▶ _Data supplied_:
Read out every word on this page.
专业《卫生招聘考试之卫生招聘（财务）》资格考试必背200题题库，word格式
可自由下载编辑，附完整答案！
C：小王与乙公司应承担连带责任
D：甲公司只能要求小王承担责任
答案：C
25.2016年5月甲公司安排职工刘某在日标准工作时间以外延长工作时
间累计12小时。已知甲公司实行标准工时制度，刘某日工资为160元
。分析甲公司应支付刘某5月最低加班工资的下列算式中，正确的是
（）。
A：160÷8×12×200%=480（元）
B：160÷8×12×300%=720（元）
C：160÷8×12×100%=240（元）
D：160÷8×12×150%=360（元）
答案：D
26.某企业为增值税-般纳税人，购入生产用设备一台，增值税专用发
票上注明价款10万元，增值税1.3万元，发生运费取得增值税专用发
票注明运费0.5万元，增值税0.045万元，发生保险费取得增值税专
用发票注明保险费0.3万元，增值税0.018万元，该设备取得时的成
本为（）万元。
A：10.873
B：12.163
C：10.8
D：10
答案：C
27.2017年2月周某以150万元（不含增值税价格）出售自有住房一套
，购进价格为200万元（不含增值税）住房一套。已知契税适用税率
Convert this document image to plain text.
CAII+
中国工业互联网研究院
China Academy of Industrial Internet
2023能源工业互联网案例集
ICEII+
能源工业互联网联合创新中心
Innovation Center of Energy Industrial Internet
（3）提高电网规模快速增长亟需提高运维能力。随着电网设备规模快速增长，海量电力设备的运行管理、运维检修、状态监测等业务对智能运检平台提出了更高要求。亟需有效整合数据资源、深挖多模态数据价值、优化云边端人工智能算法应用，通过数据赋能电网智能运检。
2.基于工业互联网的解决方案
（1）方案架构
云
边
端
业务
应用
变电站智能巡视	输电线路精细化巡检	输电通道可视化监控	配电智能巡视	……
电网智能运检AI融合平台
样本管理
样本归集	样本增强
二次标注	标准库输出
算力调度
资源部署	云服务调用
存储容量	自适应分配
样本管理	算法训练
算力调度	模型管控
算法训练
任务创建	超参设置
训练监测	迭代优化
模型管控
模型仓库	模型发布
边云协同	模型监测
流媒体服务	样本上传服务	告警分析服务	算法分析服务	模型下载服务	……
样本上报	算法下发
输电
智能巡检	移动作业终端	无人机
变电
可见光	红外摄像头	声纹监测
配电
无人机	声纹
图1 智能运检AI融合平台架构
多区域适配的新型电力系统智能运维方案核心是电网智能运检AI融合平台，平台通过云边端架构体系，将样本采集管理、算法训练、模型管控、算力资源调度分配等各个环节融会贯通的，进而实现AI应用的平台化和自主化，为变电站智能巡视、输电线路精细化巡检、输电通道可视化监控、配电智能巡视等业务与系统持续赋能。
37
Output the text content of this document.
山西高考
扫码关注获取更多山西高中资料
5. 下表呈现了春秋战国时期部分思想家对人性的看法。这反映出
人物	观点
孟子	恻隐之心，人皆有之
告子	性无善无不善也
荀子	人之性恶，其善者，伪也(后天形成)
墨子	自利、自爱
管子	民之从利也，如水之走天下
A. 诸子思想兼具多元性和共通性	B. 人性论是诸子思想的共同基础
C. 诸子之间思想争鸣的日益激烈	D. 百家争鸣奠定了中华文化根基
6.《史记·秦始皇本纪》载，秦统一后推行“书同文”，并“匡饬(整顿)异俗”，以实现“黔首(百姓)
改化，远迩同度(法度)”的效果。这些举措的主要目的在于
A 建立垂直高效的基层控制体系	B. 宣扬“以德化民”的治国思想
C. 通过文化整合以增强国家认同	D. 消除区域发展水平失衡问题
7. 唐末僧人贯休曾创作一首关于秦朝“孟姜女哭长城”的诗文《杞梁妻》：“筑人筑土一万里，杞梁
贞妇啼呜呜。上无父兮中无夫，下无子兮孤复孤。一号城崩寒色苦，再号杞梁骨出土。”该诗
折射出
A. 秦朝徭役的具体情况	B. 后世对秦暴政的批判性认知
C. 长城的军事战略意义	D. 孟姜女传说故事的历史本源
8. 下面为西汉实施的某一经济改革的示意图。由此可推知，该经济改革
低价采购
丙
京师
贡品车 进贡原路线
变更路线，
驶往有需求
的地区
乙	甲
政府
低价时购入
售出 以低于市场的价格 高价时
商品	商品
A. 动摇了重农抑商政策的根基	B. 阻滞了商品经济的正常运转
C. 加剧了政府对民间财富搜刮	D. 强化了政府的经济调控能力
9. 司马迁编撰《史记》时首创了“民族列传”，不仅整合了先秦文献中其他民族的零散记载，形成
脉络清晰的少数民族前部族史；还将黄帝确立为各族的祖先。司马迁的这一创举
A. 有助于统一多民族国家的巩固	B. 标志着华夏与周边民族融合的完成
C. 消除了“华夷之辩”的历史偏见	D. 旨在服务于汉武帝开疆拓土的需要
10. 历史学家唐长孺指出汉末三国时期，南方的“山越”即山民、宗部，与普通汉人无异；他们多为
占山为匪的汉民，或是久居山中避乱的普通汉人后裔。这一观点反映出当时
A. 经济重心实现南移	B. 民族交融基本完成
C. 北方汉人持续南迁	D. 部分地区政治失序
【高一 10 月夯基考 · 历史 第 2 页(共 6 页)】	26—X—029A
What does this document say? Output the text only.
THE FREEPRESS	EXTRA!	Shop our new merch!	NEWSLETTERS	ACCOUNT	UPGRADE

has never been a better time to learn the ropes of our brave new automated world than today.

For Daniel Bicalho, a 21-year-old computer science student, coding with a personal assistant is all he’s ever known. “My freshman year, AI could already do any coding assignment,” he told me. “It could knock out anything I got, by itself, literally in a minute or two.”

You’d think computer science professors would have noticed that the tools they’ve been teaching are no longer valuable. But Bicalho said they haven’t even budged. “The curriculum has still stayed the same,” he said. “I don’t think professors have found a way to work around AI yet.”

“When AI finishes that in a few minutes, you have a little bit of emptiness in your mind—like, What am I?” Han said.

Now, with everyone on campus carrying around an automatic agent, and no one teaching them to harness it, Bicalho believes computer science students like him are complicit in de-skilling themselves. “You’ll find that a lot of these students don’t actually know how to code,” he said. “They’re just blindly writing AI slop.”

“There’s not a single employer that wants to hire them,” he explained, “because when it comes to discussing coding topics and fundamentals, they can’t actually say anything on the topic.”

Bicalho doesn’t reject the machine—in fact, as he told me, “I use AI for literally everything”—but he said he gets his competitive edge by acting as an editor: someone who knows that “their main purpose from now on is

▶ _What the exercise asks_:
Show every line above in which the word "have" occurs.

▶ _Correct response_:
You’d think computer science professors would have noticed that the tools they’ve been teaching are no longer valuable. But Bicalho said they haven’t even budged. “The curriculum has still stayed the same,” he said. “I don’t think professors have found a way to work around AI yet.”
“When AI finishes that in a few minutes, you have a little bit of emptiness in your mind—like, What am I?” Han said.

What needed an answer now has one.